Given task: Below are some records. Say how many of their lines include the string "xlabel", giving only the number.

Entries supplied:
+ + + + + + +

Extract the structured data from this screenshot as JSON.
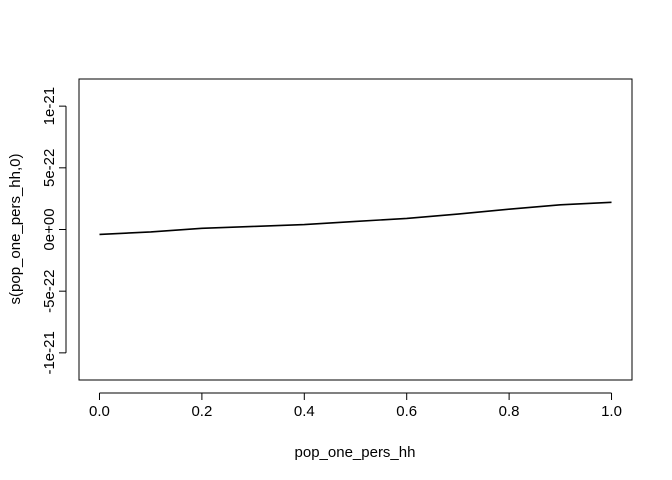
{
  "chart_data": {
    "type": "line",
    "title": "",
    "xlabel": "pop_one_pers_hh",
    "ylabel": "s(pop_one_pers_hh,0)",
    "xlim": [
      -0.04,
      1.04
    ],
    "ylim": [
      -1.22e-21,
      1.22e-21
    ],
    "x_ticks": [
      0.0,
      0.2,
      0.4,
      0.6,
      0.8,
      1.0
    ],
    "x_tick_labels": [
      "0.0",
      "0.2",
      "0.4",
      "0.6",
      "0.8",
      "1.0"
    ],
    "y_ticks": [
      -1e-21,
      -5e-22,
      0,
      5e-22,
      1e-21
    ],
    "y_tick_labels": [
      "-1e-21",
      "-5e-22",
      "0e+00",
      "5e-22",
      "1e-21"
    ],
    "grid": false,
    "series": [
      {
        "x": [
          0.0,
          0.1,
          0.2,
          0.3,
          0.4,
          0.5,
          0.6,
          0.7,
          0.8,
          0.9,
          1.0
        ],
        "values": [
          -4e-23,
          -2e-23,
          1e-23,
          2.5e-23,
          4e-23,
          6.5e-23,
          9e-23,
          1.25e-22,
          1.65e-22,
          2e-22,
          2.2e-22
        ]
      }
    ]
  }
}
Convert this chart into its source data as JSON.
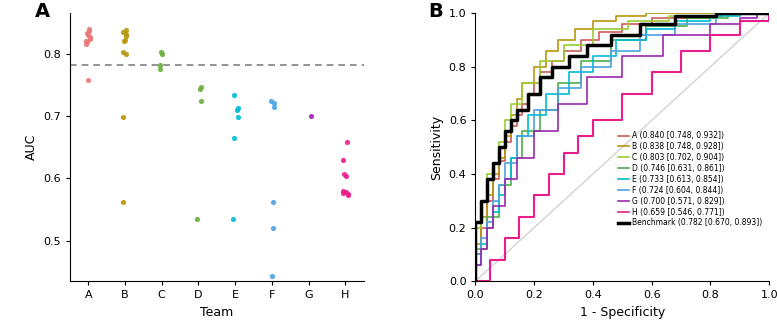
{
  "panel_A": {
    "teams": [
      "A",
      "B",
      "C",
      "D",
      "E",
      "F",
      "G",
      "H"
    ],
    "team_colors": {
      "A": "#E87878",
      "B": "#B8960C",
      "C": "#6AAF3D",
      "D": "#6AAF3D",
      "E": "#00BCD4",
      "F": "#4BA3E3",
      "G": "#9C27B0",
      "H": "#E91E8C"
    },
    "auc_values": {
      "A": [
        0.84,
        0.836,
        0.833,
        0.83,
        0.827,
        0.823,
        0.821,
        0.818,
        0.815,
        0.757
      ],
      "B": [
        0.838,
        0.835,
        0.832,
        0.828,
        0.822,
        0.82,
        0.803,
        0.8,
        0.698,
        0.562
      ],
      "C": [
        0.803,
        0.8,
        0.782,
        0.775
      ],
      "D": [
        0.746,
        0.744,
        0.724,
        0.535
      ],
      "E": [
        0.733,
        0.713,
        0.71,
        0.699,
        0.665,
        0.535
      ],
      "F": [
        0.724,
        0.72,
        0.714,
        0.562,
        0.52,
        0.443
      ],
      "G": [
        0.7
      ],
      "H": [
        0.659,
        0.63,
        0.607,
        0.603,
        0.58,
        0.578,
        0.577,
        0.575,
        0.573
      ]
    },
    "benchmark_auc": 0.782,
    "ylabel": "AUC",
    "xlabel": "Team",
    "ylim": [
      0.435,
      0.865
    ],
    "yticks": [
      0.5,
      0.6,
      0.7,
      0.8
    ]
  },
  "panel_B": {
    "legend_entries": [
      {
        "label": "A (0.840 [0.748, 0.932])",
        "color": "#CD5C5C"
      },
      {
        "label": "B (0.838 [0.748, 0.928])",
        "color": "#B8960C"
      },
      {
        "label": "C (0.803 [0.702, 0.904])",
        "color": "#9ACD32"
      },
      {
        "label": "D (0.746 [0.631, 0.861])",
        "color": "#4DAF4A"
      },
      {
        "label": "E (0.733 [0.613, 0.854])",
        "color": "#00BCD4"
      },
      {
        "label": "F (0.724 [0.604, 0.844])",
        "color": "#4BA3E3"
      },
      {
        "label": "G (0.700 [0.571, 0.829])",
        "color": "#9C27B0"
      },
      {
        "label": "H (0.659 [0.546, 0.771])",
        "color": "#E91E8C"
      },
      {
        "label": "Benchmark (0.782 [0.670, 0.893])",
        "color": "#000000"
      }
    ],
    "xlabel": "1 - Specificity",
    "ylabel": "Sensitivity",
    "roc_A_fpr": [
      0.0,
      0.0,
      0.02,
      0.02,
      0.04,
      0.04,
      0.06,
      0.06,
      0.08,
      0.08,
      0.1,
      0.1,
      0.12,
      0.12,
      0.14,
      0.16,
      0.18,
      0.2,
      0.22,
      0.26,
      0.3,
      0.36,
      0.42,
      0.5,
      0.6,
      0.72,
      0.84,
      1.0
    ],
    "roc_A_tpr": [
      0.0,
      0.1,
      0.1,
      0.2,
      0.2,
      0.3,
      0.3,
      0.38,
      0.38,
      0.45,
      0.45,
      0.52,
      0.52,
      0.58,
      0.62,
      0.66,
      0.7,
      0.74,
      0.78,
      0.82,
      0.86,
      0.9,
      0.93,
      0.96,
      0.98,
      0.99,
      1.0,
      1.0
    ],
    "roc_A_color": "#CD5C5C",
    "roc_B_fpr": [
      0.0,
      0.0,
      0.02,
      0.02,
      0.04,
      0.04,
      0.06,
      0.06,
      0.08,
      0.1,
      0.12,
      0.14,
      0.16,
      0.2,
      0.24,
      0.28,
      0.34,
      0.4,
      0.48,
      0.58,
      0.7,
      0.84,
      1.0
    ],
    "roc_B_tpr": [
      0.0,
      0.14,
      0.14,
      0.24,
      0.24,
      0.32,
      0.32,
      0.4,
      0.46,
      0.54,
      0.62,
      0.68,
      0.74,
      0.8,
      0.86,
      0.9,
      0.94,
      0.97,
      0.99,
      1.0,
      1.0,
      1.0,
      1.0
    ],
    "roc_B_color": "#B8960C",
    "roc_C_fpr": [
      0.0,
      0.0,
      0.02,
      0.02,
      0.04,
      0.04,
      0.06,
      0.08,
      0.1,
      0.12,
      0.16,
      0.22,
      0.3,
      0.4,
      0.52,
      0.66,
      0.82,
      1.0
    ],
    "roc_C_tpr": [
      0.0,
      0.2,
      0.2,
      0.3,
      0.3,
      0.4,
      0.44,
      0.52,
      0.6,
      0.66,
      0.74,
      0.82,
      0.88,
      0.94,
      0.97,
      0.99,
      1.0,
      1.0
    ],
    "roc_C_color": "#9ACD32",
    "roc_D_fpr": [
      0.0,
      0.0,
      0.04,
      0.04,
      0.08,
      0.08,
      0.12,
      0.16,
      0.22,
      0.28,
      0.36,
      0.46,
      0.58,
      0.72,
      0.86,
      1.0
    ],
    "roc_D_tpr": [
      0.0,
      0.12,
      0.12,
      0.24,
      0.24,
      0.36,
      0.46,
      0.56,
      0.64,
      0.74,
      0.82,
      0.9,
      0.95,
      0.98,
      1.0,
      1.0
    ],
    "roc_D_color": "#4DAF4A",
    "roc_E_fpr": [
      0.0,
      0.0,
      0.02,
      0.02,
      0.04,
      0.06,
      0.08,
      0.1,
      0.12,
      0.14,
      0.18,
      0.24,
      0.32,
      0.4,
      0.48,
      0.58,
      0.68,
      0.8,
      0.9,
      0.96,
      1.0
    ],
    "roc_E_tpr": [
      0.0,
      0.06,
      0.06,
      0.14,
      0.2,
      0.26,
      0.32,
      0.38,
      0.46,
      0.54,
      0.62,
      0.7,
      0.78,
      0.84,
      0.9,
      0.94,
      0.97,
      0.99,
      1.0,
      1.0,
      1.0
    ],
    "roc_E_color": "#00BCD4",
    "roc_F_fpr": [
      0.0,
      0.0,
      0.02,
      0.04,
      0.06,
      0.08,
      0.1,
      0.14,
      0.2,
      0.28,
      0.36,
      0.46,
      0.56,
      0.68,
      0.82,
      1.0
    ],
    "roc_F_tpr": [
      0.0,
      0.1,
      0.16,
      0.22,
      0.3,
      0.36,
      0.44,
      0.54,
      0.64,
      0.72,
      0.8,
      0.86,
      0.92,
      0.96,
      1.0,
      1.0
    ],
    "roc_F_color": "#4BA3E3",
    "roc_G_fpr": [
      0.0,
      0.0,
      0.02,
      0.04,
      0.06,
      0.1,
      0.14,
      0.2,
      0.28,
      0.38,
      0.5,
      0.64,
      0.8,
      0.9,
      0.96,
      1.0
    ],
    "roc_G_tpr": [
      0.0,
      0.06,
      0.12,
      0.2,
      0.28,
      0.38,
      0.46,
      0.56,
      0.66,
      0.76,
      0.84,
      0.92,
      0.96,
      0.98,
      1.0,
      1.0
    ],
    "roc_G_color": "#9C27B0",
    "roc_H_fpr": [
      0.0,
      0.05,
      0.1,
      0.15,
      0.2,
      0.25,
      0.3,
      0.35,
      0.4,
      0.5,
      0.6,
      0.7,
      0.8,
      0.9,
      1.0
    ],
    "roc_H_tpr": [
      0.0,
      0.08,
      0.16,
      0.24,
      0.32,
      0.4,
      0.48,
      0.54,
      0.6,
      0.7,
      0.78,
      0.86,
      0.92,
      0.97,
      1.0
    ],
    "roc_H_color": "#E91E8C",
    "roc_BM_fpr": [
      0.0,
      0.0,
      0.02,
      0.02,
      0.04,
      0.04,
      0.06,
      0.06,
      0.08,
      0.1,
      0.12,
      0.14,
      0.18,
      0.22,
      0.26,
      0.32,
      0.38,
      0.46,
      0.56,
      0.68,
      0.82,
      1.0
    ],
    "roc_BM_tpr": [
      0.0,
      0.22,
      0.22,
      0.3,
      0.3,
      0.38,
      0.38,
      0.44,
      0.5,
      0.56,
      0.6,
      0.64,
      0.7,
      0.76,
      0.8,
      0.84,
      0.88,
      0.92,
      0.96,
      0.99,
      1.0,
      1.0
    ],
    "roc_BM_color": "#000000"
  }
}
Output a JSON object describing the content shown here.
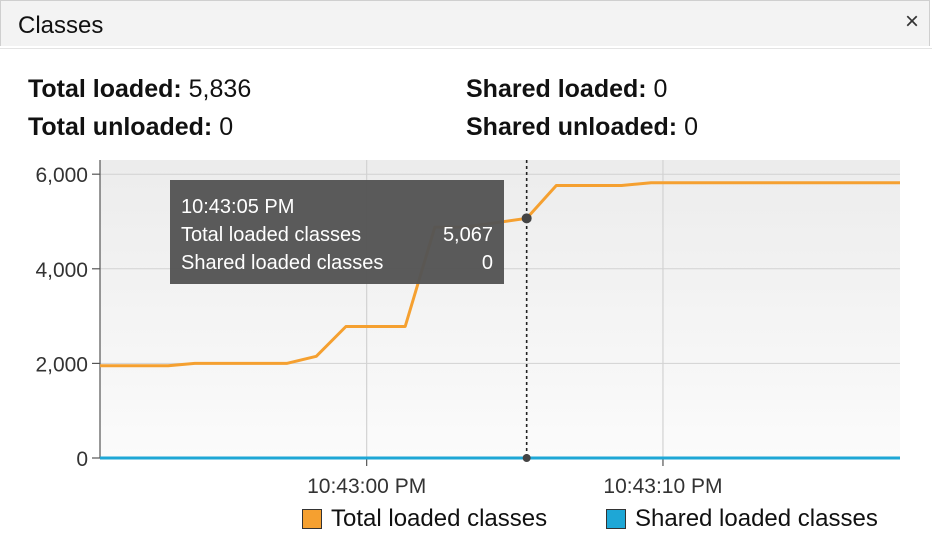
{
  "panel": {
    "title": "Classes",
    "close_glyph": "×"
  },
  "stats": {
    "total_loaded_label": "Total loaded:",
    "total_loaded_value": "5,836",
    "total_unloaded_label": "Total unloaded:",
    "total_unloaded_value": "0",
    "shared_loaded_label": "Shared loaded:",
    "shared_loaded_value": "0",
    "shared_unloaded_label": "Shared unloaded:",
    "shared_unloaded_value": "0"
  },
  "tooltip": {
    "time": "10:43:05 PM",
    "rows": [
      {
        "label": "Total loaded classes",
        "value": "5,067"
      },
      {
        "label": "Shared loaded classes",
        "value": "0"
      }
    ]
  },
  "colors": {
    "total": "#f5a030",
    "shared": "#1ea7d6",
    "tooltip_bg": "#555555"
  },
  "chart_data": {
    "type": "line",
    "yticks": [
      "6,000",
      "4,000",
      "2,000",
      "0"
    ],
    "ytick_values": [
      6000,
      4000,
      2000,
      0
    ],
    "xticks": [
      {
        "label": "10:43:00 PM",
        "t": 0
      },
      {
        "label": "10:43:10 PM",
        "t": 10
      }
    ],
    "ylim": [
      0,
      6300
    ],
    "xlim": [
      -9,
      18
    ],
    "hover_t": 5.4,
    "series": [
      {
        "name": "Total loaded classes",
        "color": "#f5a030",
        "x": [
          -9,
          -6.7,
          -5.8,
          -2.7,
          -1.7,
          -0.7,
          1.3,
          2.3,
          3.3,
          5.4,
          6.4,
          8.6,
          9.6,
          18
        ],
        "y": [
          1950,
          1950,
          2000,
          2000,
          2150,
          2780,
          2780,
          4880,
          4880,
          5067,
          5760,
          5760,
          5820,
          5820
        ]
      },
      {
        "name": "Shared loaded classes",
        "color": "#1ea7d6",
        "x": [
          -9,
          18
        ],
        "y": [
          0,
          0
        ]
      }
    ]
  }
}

+ + + + + + +

Expected answer: 3